**WHAT YOU WILL DO**
Gather every line below where "Varlıklar" appears.

**DATA RECORDS**
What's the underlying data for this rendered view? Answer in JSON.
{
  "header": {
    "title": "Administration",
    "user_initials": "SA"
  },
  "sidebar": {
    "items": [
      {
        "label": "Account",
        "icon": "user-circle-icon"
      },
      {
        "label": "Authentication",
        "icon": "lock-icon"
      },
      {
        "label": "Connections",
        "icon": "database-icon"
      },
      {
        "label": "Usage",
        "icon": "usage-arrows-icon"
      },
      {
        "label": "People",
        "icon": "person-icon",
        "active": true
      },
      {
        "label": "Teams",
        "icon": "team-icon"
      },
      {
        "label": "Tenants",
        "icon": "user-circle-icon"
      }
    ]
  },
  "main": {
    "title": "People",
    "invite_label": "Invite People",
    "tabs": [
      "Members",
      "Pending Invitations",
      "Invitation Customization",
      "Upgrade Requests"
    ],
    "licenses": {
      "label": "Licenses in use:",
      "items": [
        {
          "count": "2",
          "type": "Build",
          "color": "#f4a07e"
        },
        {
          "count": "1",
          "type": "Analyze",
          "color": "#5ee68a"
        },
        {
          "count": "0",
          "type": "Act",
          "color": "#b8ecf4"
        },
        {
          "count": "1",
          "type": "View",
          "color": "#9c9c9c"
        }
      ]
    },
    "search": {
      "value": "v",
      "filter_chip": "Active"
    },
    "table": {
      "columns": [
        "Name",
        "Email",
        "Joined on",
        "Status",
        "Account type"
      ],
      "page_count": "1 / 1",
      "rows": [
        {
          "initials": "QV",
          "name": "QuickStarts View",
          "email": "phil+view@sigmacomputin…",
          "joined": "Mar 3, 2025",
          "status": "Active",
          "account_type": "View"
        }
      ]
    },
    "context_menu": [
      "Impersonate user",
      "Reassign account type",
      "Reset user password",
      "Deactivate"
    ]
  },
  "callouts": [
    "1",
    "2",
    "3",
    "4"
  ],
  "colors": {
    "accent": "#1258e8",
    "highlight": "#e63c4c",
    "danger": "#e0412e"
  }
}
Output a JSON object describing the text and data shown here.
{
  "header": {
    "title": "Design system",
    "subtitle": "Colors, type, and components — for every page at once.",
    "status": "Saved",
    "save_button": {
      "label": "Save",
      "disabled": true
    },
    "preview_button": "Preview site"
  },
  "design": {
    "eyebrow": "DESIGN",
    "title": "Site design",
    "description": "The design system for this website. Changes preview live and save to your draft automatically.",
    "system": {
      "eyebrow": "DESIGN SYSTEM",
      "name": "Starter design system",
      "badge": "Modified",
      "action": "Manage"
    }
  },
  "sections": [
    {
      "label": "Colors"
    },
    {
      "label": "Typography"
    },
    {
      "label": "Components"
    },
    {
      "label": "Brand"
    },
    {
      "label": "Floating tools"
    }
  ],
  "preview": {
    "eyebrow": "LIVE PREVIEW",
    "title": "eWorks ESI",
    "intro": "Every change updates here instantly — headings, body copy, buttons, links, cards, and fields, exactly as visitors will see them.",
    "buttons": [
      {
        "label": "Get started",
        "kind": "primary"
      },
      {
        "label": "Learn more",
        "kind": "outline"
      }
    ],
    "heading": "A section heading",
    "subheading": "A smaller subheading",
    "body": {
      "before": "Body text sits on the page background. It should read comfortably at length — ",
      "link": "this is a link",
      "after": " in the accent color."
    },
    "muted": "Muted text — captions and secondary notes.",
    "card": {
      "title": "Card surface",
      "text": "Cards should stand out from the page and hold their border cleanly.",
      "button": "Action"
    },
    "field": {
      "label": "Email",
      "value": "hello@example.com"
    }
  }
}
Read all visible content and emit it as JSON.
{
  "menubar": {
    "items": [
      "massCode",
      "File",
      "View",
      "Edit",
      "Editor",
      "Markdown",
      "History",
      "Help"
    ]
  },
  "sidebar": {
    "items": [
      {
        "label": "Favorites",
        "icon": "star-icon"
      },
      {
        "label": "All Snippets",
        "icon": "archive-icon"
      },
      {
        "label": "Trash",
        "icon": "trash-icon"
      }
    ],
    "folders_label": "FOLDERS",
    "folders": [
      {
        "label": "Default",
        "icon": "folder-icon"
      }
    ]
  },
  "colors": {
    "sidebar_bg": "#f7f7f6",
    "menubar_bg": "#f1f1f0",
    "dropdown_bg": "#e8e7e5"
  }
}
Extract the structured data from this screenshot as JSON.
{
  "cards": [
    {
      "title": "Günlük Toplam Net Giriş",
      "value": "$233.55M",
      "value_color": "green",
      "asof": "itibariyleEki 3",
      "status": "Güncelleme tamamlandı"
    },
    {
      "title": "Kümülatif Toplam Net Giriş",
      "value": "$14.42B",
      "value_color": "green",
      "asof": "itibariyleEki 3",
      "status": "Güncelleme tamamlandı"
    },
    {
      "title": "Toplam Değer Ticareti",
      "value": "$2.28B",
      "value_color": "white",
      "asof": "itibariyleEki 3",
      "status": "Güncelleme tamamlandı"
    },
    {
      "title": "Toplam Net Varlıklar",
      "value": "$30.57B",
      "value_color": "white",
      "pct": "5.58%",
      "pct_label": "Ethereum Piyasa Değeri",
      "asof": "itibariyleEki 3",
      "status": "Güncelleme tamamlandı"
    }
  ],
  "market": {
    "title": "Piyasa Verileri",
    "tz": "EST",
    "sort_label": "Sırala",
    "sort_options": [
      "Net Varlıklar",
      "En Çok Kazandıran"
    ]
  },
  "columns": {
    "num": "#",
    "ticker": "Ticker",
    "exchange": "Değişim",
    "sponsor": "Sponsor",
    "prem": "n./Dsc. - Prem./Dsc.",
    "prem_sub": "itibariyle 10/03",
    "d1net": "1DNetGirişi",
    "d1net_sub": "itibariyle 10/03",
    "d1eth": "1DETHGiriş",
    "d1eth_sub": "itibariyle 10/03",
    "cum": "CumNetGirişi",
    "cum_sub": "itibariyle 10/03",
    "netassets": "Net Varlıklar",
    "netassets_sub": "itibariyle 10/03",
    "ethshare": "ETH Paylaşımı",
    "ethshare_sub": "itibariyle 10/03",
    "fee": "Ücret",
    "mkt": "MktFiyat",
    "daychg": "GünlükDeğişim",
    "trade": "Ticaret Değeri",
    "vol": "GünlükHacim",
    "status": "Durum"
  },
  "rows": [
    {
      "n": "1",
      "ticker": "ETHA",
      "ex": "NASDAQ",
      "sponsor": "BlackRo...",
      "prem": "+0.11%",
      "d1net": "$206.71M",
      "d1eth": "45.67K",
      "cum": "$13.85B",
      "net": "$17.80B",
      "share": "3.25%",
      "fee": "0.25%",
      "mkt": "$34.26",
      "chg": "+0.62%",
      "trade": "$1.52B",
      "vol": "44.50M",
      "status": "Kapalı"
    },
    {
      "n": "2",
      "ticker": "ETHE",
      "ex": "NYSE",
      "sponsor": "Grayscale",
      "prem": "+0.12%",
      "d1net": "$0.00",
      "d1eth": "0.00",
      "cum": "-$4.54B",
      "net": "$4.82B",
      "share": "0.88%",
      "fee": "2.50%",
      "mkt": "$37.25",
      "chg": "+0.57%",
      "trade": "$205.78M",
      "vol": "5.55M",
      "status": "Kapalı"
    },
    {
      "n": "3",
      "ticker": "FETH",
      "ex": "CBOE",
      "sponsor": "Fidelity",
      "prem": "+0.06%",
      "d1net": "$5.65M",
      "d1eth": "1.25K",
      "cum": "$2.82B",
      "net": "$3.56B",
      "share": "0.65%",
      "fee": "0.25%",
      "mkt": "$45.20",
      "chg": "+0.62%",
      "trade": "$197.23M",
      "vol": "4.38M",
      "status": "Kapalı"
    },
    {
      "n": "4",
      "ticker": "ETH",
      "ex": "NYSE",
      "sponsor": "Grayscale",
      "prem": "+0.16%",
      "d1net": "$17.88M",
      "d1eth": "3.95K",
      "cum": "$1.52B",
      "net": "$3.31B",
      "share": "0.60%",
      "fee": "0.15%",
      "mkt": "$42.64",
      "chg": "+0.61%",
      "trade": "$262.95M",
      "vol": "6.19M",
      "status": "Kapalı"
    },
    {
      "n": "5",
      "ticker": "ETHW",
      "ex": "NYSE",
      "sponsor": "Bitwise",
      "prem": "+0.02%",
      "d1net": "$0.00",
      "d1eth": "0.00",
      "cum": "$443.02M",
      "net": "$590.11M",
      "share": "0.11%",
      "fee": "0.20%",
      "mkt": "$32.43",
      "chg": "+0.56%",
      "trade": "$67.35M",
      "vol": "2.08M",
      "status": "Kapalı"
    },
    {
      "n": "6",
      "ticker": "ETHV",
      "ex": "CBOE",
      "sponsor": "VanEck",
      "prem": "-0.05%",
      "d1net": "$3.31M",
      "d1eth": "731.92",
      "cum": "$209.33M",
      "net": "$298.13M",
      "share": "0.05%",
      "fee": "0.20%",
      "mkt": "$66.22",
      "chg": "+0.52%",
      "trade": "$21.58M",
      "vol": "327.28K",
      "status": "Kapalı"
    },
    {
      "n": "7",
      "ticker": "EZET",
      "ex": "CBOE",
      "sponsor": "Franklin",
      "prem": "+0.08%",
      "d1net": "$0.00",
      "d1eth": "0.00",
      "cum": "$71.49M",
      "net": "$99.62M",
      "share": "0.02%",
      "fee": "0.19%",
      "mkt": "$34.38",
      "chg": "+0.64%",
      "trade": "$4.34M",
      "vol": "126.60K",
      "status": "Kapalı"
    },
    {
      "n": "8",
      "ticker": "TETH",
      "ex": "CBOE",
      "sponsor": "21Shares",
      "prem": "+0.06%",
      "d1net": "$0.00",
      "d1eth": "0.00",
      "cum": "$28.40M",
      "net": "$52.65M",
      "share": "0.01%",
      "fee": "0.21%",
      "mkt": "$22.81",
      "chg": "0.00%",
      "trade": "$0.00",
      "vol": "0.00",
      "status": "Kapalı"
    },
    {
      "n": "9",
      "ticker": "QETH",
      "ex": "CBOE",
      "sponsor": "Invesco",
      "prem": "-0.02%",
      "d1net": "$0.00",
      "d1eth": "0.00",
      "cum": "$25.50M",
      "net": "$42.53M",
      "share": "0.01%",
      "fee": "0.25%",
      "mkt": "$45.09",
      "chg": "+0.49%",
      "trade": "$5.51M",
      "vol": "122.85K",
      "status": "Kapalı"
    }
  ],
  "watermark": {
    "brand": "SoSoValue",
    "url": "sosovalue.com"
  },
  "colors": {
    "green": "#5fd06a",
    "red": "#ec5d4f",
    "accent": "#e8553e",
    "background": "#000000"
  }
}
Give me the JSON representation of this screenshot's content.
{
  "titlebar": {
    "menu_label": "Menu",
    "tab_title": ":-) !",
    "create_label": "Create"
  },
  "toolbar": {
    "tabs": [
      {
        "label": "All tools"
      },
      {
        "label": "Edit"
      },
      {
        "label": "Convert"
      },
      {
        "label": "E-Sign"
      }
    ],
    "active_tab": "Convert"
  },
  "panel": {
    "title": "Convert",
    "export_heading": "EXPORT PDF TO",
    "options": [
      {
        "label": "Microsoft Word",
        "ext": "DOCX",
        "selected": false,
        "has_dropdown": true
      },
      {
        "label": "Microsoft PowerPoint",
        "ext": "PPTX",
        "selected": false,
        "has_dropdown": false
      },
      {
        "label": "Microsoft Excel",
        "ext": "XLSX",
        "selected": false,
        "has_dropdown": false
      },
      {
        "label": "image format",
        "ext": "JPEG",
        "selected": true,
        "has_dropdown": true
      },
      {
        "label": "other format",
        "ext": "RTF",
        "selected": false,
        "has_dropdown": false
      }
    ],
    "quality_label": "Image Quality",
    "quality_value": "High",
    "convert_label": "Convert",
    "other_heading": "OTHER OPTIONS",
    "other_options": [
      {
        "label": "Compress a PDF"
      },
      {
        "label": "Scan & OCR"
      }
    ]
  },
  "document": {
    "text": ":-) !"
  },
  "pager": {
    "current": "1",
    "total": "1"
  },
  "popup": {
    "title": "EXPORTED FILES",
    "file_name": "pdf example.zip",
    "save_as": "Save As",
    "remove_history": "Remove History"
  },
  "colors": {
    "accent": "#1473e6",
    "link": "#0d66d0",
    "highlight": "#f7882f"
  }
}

**EXERCISE ANSWER**
      "title": "Toplam Net Varlıklar",
      "Net Varlıklar",
    "netassets": "Net Varlıklar",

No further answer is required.